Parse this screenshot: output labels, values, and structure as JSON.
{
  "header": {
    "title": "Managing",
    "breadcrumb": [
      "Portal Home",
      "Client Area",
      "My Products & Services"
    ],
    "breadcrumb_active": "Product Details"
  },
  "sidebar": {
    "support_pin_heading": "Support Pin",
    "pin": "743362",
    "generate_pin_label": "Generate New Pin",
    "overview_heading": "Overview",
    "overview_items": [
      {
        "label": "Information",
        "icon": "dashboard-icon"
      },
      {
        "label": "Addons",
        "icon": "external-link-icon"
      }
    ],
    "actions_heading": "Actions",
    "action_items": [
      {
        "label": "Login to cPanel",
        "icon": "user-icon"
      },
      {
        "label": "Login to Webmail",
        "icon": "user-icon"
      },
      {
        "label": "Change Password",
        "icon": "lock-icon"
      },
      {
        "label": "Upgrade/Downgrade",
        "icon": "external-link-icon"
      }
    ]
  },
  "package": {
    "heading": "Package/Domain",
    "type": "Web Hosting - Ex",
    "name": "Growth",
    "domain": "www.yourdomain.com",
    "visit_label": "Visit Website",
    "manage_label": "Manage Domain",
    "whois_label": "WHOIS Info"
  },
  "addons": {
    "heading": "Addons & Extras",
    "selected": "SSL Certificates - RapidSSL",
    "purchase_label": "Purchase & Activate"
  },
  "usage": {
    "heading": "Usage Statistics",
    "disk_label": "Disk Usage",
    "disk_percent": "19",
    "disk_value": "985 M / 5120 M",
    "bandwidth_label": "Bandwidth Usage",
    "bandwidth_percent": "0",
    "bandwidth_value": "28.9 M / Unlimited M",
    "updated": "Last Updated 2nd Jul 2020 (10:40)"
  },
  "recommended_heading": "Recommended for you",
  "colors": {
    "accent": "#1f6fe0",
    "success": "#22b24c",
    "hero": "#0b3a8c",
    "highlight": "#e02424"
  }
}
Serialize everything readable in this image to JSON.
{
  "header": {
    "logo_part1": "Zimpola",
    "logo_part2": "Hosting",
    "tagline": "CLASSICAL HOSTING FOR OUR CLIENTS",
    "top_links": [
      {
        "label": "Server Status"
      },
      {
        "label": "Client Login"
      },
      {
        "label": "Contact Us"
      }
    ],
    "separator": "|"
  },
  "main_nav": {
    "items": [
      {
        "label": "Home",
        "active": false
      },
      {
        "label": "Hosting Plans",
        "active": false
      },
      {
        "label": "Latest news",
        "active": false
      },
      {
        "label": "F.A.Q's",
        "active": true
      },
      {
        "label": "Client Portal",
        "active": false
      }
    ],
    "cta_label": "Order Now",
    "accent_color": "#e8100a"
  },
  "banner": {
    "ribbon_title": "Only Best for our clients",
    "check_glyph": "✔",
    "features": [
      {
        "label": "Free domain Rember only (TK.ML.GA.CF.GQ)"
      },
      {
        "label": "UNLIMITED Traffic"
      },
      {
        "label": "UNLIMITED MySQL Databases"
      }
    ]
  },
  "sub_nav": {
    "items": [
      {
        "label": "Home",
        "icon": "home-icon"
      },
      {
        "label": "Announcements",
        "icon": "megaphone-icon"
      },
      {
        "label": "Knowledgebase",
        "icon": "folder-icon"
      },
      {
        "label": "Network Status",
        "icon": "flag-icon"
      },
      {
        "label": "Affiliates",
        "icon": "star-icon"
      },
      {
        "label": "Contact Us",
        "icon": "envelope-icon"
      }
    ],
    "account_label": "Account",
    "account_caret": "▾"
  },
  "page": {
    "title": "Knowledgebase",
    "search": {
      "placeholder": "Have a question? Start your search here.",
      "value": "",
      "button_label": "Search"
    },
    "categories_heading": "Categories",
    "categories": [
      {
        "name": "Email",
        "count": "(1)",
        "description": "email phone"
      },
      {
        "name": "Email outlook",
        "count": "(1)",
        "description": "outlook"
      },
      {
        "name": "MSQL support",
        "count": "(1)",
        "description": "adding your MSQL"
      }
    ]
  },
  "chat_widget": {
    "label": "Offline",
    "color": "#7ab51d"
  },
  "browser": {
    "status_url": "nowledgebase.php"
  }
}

********************

### Given task:
All of the data above should be transcribed exactly.

### Written solution:
Parse this screenshot: output labels, values, and structure as JSON.
{
  "header": {
    "title": "Managing",
    "breadcrumb": [
      "Portal Home",
      "Client Area",
      "My Products & Services"
    ],
    "breadcrumb_active": "Product Details"
  },
  "sidebar": {
    "support_pin_heading": "Support Pin",
    "pin": "743362",
    "generate_pin_label": "Generate New Pin",
    "overview_heading": "Overview",
    "overview_items": [
      {
        "label": "Information",
        "icon": "dashboard-icon"
      },
      {
        "label": "Addons",
        "icon": "external-link-icon"
      }
    ],
    "actions_heading": "Actions",
    "action_items": [
      {
        "label": "Login to cPanel",
        "icon": "user-icon"
      },
      {
        "label": "Login to Webmail",
        "icon": "user-icon"
      },
      {
        "label": "Change Password",
        "icon": "lock-icon"
      },
      {
        "label": "Upgrade/Downgrade",
        "icon": "external-link-icon"
      }
    ]
  },
  "package": {
    "heading": "Package/Domain",
    "type": "Web Hosting - Ex",
    "name": "Growth",
    "domain": "www.yourdomain.com",
    "visit_label": "Visit Website",
    "manage_label": "Manage Domain",
    "whois_label": "WHOIS Info"
  },
  "addons": {
    "heading": "Addons & Extras",
    "selected": "SSL Certificates - RapidSSL",
    "purchase_label": "Purchase & Activate"
  },
  "usage": {
    "heading": "Usage Statistics",
    "disk_label": "Disk Usage",
    "disk_percent": "19",
    "disk_value": "985 M / 5120 M",
    "bandwidth_label": "Bandwidth Usage",
    "bandwidth_percent": "0",
    "bandwidth_value": "28.9 M / Unlimited M",
    "updated": "Last Updated 2nd Jul 2020 (10:40)"
  },
  "recommended_heading": "Recommended for you",
  "colors": {
    "accent": "#1f6fe0",
    "success": "#22b24c",
    "hero": "#0b3a8c",
    "highlight": "#e02424"
  }
}
Serialize everything readable in this image to JSON.
{
  "header": {
    "logo_part1": "Zimpola",
    "logo_part2": "Hosting",
    "tagline": "CLASSICAL HOSTING FOR OUR CLIENTS",
    "top_links": [
      {
        "label": "Server Status"
      },
      {
        "label": "Client Login"
      },
      {
        "label": "Contact Us"
      }
    ],
    "separator": "|"
  },
  "main_nav": {
    "items": [
      {
        "label": "Home",
        "active": false
      },
      {
        "label": "Hosting Plans",
        "active": false
      },
      {
        "label": "Latest news",
        "active": false
      },
      {
        "label": "F.A.Q's",
        "active": true
      },
      {
        "label": "Client Portal",
        "active": false
      }
    ],
    "cta_label": "Order Now",
    "accent_color": "#e8100a"
  },
  "banner": {
    "ribbon_title": "Only Best for our clients",
    "check_glyph": "✔",
    "features": [
      {
        "label": "Free domain Rember only (TK.ML.GA.CF.GQ)"
      },
      {
        "label": "UNLIMITED Traffic"
      },
      {
        "label": "UNLIMITED MySQL Databases"
      }
    ]
  },
  "sub_nav": {
    "items": [
      {
        "label": "Home",
        "icon": "home-icon"
      },
      {
        "label": "Announcements",
        "icon": "megaphone-icon"
      },
      {
        "label": "Knowledgebase",
        "icon": "folder-icon"
      },
      {
        "label": "Network Status",
        "icon": "flag-icon"
      },
      {
        "label": "Affiliates",
        "icon": "star-icon"
      },
      {
        "label": "Contact Us",
        "icon": "envelope-icon"
      }
    ],
    "account_label": "Account",
    "account_caret": "▾"
  },
  "page": {
    "title": "Knowledgebase",
    "search": {
      "placeholder": "Have a question? Start your search here.",
      "value": "",
      "button_label": "Search"
    },
    "categories_heading": "Categories",
    "categories": [
      {
        "name": "Email",
        "count": "(1)",
        "description": "email phone"
      },
      {
        "name": "Email outlook",
        "count": "(1)",
        "description": "outlook"
      },
      {
        "name": "MSQL support",
        "count": "(1)",
        "description": "adding your MSQL"
      }
    ]
  },
  "chat_widget": {
    "label": "Offline",
    "color": "#7ab51d"
  },
  "browser": {
    "status_url": "nowledgebase.php"
  }
}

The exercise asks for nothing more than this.